Begin DATASET EXTRACT
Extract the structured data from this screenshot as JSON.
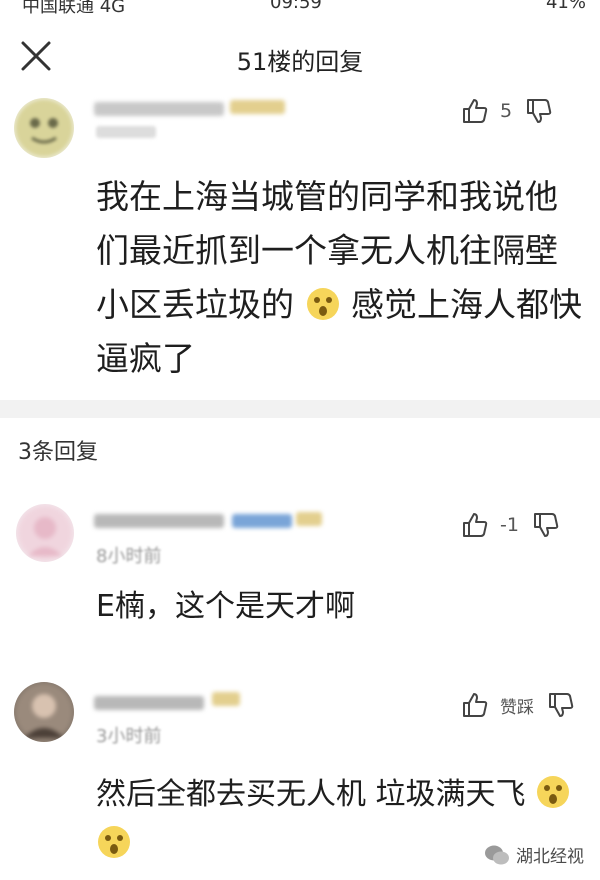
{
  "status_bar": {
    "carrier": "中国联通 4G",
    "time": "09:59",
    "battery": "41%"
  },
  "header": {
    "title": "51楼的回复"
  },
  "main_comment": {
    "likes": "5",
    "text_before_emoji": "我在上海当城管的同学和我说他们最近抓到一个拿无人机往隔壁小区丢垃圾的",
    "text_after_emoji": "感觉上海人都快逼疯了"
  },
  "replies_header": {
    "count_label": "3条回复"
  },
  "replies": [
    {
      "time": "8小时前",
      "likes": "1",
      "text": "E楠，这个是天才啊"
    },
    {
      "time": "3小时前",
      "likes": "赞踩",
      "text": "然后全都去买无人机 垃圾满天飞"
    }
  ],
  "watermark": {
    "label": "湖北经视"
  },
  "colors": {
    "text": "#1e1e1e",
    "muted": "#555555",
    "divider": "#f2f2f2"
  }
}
End DATASET EXTRACT
Copy out every line of the material above exactly, skipping the pictures.

(RESULT FOR THIS EXERCISE)
Extract the structured data from this screenshot as JSON.
{
  "status_bar": {
    "carrier": "中国联通 4G",
    "time": "09:59",
    "battery": "41%"
  },
  "header": {
    "title": "51楼的回复"
  },
  "main_comment": {
    "likes": "5",
    "text_before_emoji": "我在上海当城管的同学和我说他们最近抓到一个拿无人机往隔壁小区丢垃圾的",
    "text_after_emoji": "感觉上海人都快逼疯了"
  },
  "replies_header": {
    "count_label": "3条回复"
  },
  "replies": [
    {
      "time": "8小时前",
      "likes": "1",
      "text": "E楠，这个是天才啊"
    },
    {
      "time": "3小时前",
      "likes": "赞踩",
      "text": "然后全都去买无人机 垃圾满天飞"
    }
  ],
  "watermark": {
    "label": "湖北经视"
  },
  "colors": {
    "text": "#1e1e1e",
    "muted": "#555555",
    "divider": "#f2f2f2"
  }
}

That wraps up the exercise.